Problem requirements
Take each line containing "Parse" and report it exactly as written.
━━━━━━
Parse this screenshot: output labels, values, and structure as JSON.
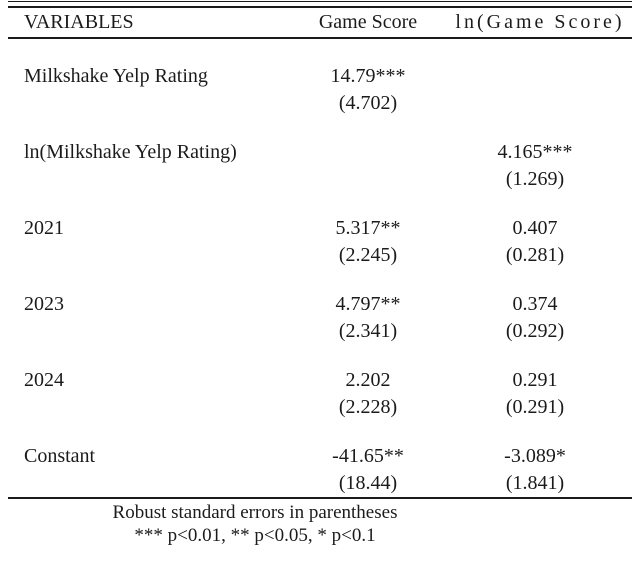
{
  "table": {
    "header": {
      "variables": "VARIABLES",
      "game_score": "Game Score",
      "ln_game_score": "ln(Game Score)"
    },
    "rows": [
      {
        "label": "Milkshake Yelp Rating",
        "game_score": {
          "coef": "14.79***",
          "se": "(4.702)"
        },
        "ln_game_score": {
          "coef": "",
          "se": ""
        }
      },
      {
        "label": "ln(Milkshake Yelp Rating)",
        "game_score": {
          "coef": "",
          "se": ""
        },
        "ln_game_score": {
          "coef": "4.165***",
          "se": "(1.269)"
        }
      },
      {
        "label": "2021",
        "game_score": {
          "coef": "5.317**",
          "se": "(2.245)"
        },
        "ln_game_score": {
          "coef": "0.407",
          "se": "(0.281)"
        }
      },
      {
        "label": "2023",
        "game_score": {
          "coef": "4.797**",
          "se": "(2.341)"
        },
        "ln_game_score": {
          "coef": "0.374",
          "se": "(0.292)"
        }
      },
      {
        "label": "2024",
        "game_score": {
          "coef": "2.202",
          "se": "(2.228)"
        },
        "ln_game_score": {
          "coef": "0.291",
          "se": "(0.291)"
        }
      },
      {
        "label": "Constant",
        "game_score": {
          "coef": "-41.65**",
          "se": "(18.44)"
        },
        "ln_game_score": {
          "coef": "-3.089*",
          "se": "(1.841)"
        }
      }
    ],
    "notes": {
      "robust_se": "Robust standard errors in parentheses",
      "significance": "*** p<0.01, ** p<0.05, * p<0.1"
    }
  },
  "colors": {
    "text": "#1b1b1b",
    "rule": "#1b1b1b",
    "background": "#ffffff"
  }
}
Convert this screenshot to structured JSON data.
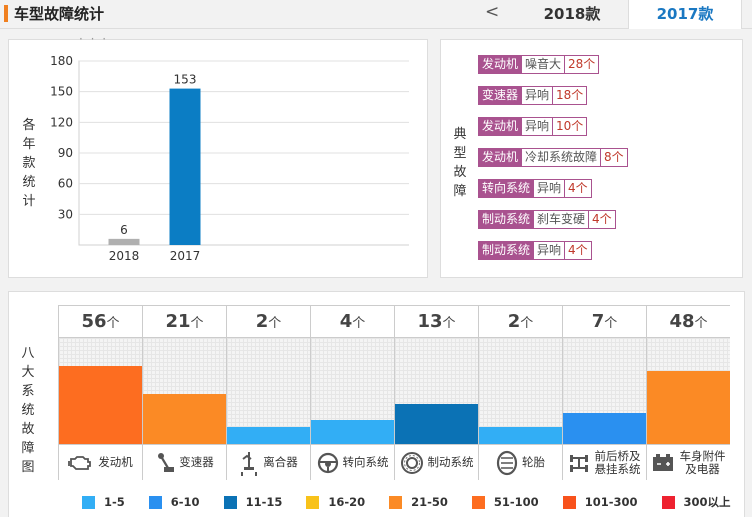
{
  "header": {
    "title": "车型故障统计",
    "prev_arrow": "<",
    "tabs": [
      "2018款",
      "2017款"
    ],
    "active_tab": "2017款",
    "next_arrow": ""
  },
  "yearly_panel": {
    "side_label": [
      "各",
      "年",
      "款",
      "统",
      "计"
    ],
    "partial_top_text": "· · ·"
  },
  "chart_data": {
    "type": "bar",
    "categories": [
      "2018",
      "2017"
    ],
    "values": [
      6,
      153
    ],
    "title": "",
    "xlabel": "",
    "ylabel": "",
    "ylim": [
      0,
      180
    ],
    "yticks": [
      30,
      60,
      90,
      120,
      150,
      180
    ],
    "colors": [
      "#b0b0b0",
      "#0b7dc4"
    ],
    "grid": true
  },
  "typical_panel": {
    "side_label": [
      "典",
      "型",
      "故",
      "障"
    ],
    "tags": [
      {
        "system": "发动机",
        "fault": "噪音大",
        "count": "28个"
      },
      {
        "system": "变速器",
        "fault": "异响",
        "count": "18个"
      },
      {
        "system": "发动机",
        "fault": "异响",
        "count": "10个"
      },
      {
        "system": "发动机",
        "fault": "冷却系统故障",
        "count": "8个"
      },
      {
        "system": "转向系统",
        "fault": "异响",
        "count": "4个"
      },
      {
        "system": "制动系统",
        "fault": "刹车变硬",
        "count": "4个"
      },
      {
        "system": "制动系统",
        "fault": "异响",
        "count": "4个"
      }
    ]
  },
  "systems_panel": {
    "side_label": [
      "八",
      "大",
      "系",
      "统",
      "故",
      "障",
      "图"
    ],
    "unit": "个",
    "max_value": 56,
    "systems": [
      {
        "count": "56",
        "value": 56,
        "label": "发动机",
        "icon": "engine-icon",
        "color": "#fd6d20"
      },
      {
        "count": "21",
        "value": 21,
        "label": "变速器",
        "icon": "gearshift-icon",
        "color": "#fb8a25"
      },
      {
        "count": "2",
        "value": 2,
        "label": "离合器",
        "icon": "clutch-pedal-icon",
        "color": "#32aef5"
      },
      {
        "count": "4",
        "value": 4,
        "label": "转向系统",
        "icon": "steering-wheel-icon",
        "color": "#32aef5"
      },
      {
        "count": "13",
        "value": 13,
        "label": "制动系统",
        "icon": "brake-disc-icon",
        "color": "#0b72b5"
      },
      {
        "count": "2",
        "value": 2,
        "label": "轮胎",
        "icon": "tire-icon",
        "color": "#32aef5"
      },
      {
        "count": "7",
        "value": 7,
        "label": "前后桥及悬挂系统",
        "icon": "axle-icon",
        "color": "#2a90f0"
      },
      {
        "count": "48",
        "value": 48,
        "label": "车身附件及电器",
        "icon": "battery-icon",
        "color": "#fb8a25"
      }
    ]
  },
  "legend": [
    {
      "label": "1-5",
      "color": "#32aef5"
    },
    {
      "label": "6-10",
      "color": "#2a90f0"
    },
    {
      "label": "11-15",
      "color": "#0b72b5"
    },
    {
      "label": "16-20",
      "color": "#f8c21a"
    },
    {
      "label": "21-50",
      "color": "#fb8a25"
    },
    {
      "label": "51-100",
      "color": "#fd6d20"
    },
    {
      "label": "101-300",
      "color": "#f8521c"
    },
    {
      "label": "300以上",
      "color": "#ee2230"
    }
  ]
}
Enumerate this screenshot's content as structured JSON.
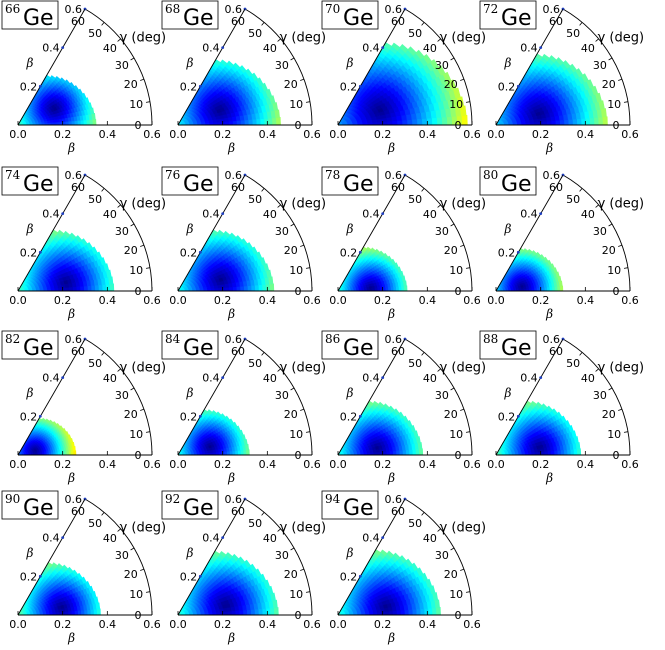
{
  "element": "Ge",
  "colors": {
    "scale": [
      "#00008f",
      "#0000ff",
      "#0080ff",
      "#00ffff",
      "#80ff80",
      "#ffff00",
      "#ff8000",
      "#ff0000",
      "#800000"
    ]
  },
  "axes": {
    "x_label": "β",
    "beta_label": "β",
    "gamma_label": "γ (deg)",
    "x_ticks": [
      "0.0",
      "0.2",
      "0.4",
      "0.6"
    ],
    "beta_ticks": [
      "0.2",
      "0.4",
      "0.6"
    ],
    "gamma_ticks": [
      "0",
      "10",
      "20",
      "30",
      "40",
      "50",
      "60"
    ]
  },
  "chart_data": {
    "type": "heatmap",
    "coordinates": "polar beta-gamma plane",
    "beta_range": [
      0,
      0.6
    ],
    "gamma_range": [
      0,
      60
    ],
    "panels": [
      {
        "mass": "66",
        "min_beta": 0.18,
        "min_gamma": 25,
        "max_beta": 0.35
      },
      {
        "mass": "68",
        "min_beta": 0.2,
        "min_gamma": 20,
        "max_beta": 0.46
      },
      {
        "mass": "70",
        "min_beta": 0.2,
        "min_gamma": 20,
        "max_beta": 0.58
      },
      {
        "mass": "72",
        "min_beta": 0.2,
        "min_gamma": 15,
        "max_beta": 0.5
      },
      {
        "mass": "74",
        "min_beta": 0.22,
        "min_gamma": 10,
        "max_beta": 0.43
      },
      {
        "mass": "76",
        "min_beta": 0.2,
        "min_gamma": 15,
        "max_beta": 0.43
      },
      {
        "mass": "78",
        "min_beta": 0.15,
        "min_gamma": 5,
        "max_beta": 0.31
      },
      {
        "mass": "80",
        "min_beta": 0.12,
        "min_gamma": 10,
        "max_beta": 0.3
      },
      {
        "mass": "82",
        "min_beta": 0.08,
        "min_gamma": 15,
        "max_beta": 0.26
      },
      {
        "mass": "84",
        "min_beta": 0.15,
        "min_gamma": 15,
        "max_beta": 0.32
      },
      {
        "mass": "86",
        "min_beta": 0.18,
        "min_gamma": 10,
        "max_beta": 0.38
      },
      {
        "mass": "88",
        "min_beta": 0.2,
        "min_gamma": 10,
        "max_beta": 0.38
      },
      {
        "mass": "90",
        "min_beta": 0.2,
        "min_gamma": 10,
        "max_beta": 0.37
      },
      {
        "mass": "92",
        "min_beta": 0.22,
        "min_gamma": 12,
        "max_beta": 0.45
      },
      {
        "mass": "94",
        "min_beta": 0.22,
        "min_gamma": 10,
        "max_beta": 0.46
      }
    ]
  }
}
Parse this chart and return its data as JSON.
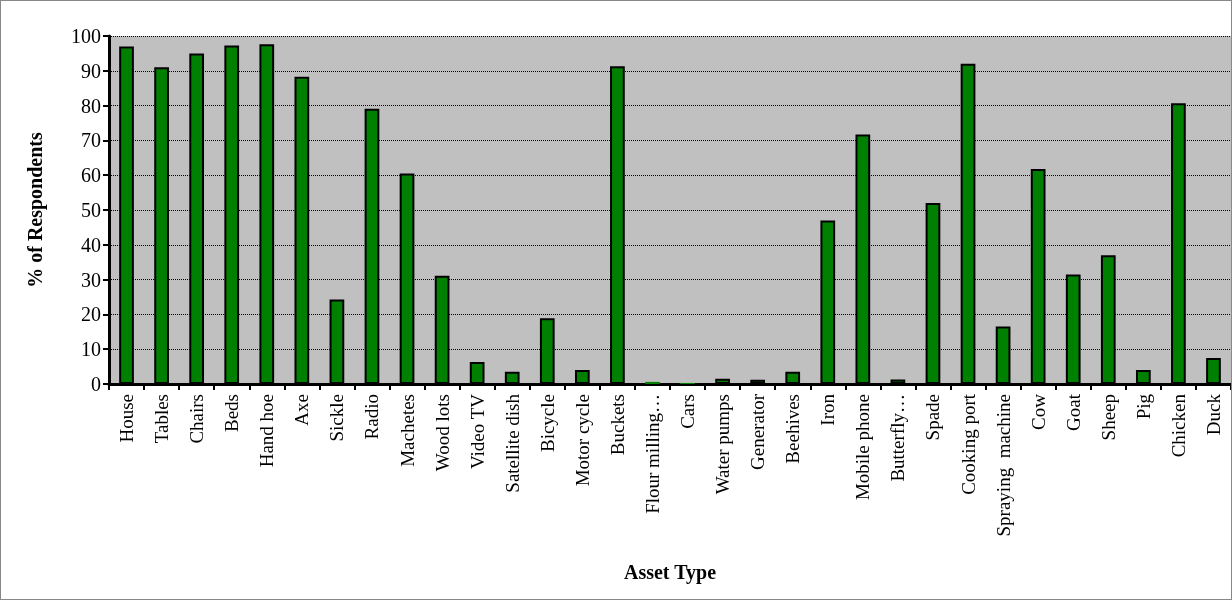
{
  "chart_data": {
    "type": "bar",
    "xlabel": "Asset Type",
    "ylabel": "% of Respondents",
    "categories": [
      "House",
      "Tables",
      "Chairs",
      "Beds",
      "Hand hoe",
      "Axe",
      "Sickle",
      "Radio",
      "Machetes",
      "Wood lots",
      "Video TV",
      "Satellite dish",
      "Bicycle",
      "Motor cycle",
      "Buckets",
      "Flour milling…",
      "Cars",
      "Water pumps",
      "Generator",
      "Beehives",
      "Iron",
      "Mobile phone",
      "Butterfly…",
      "Spade",
      "Cooking port",
      "Spraying  machine",
      "Cow",
      "Goat",
      "Sheep",
      "Pig",
      "Chicken",
      "Duck"
    ],
    "values": [
      97,
      91,
      95,
      97.3,
      97.6,
      88.3,
      24.3,
      79.1,
      60.5,
      31.1,
      6.3,
      3.5,
      18.9,
      4,
      91.3,
      0.6,
      0.3,
      1.5,
      1.2,
      3.5,
      47,
      71.7,
      1.3,
      52,
      92,
      16.5,
      61.8,
      31.5,
      37,
      4,
      80.7,
      7.5
    ],
    "color": "#008000",
    "ylim": [
      0,
      100
    ],
    "yticks": [
      0,
      10,
      20,
      30,
      40,
      50,
      60,
      70,
      80,
      90,
      100
    ],
    "grid": "y"
  }
}
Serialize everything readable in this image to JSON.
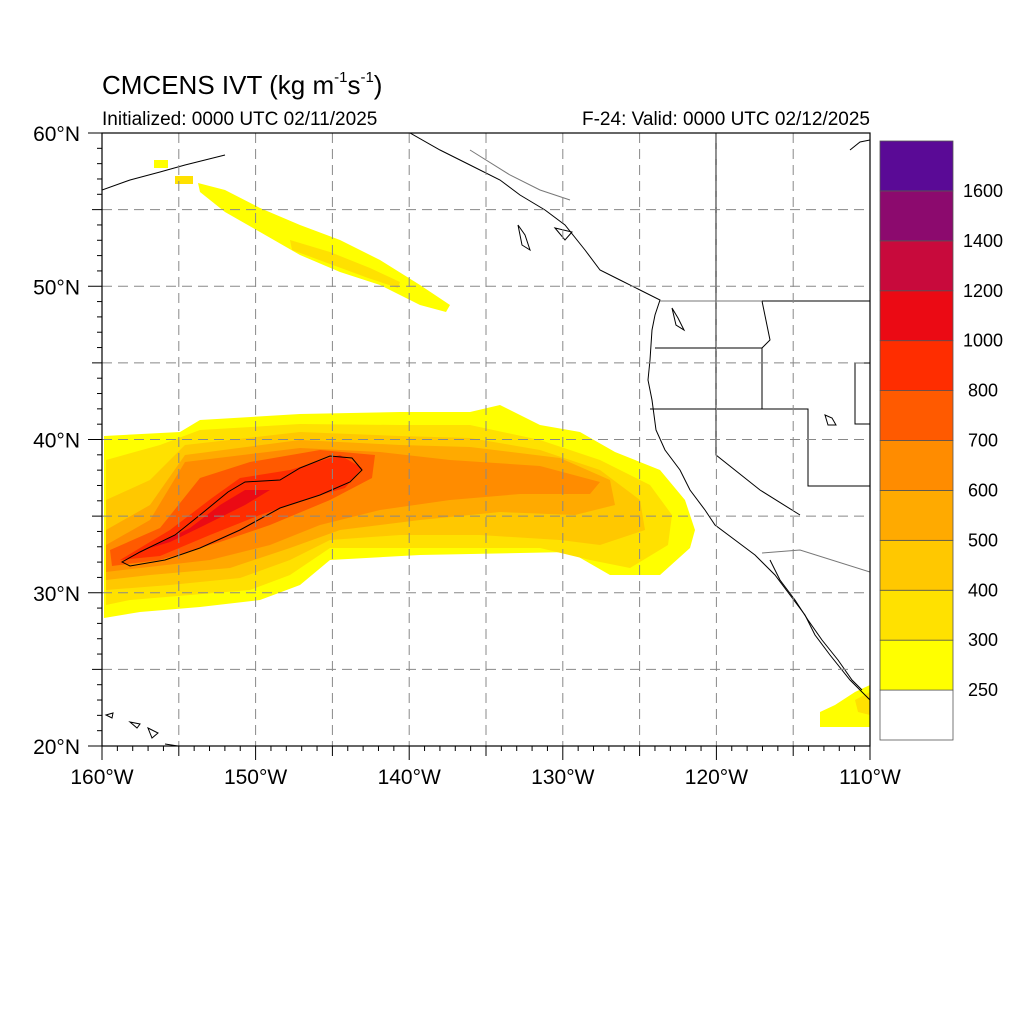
{
  "header": {
    "title_main": "CMCENS IVT (kg m",
    "title_sup1": "-1",
    "title_mid": "s",
    "title_sup2": "-1",
    "title_end": ")",
    "init_text": "Initialized: 0000 UTC 02/11/2025",
    "valid_text": "F-24: Valid: 0000 UTC 02/12/2025"
  },
  "map": {
    "lon_range": [
      -160,
      -110
    ],
    "lat_range": [
      20,
      60
    ],
    "lon_ticks": [
      "160°W",
      "150°W",
      "140°W",
      "130°W",
      "120°W",
      "110°W"
    ],
    "lat_ticks": [
      "20°N",
      "30°N",
      "40°N",
      "50°N",
      "60°N"
    ],
    "grid": "dashed",
    "contour_value": 800
  },
  "colorbar": {
    "labels": [
      "250",
      "300",
      "400",
      "500",
      "600",
      "700",
      "800",
      "1000",
      "1200",
      "1400",
      "1600"
    ],
    "colors": [
      "#ffffff",
      "#ffff00",
      "#ffe100",
      "#ffc800",
      "#ffaa00",
      "#ff8c00",
      "#ff5a00",
      "#ff2d00",
      "#eb0a14",
      "#c80a3c",
      "#8c0a6e",
      "#5a0a96"
    ]
  },
  "ivt_field": {
    "units": "kg m-1 s-1",
    "features": [
      {
        "region": "Atmospheric river core near 33-38N, 158-143W",
        "max_category": "1000-1200"
      },
      {
        "region": "Main plume extending east to ~122W near 33-40N",
        "max_category": "600-700"
      },
      {
        "region": "Narrow band 48-57N, 157-137W",
        "max_category": "250-300"
      },
      {
        "region": "Southwest Mexico coast ~22N, 113-110W",
        "max_category": "250-300"
      }
    ]
  }
}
━━━━━━
Exercise solution
Parse this screenshot: output labels, values, and structure as JSON.
Parse this chart and return its data as JSON.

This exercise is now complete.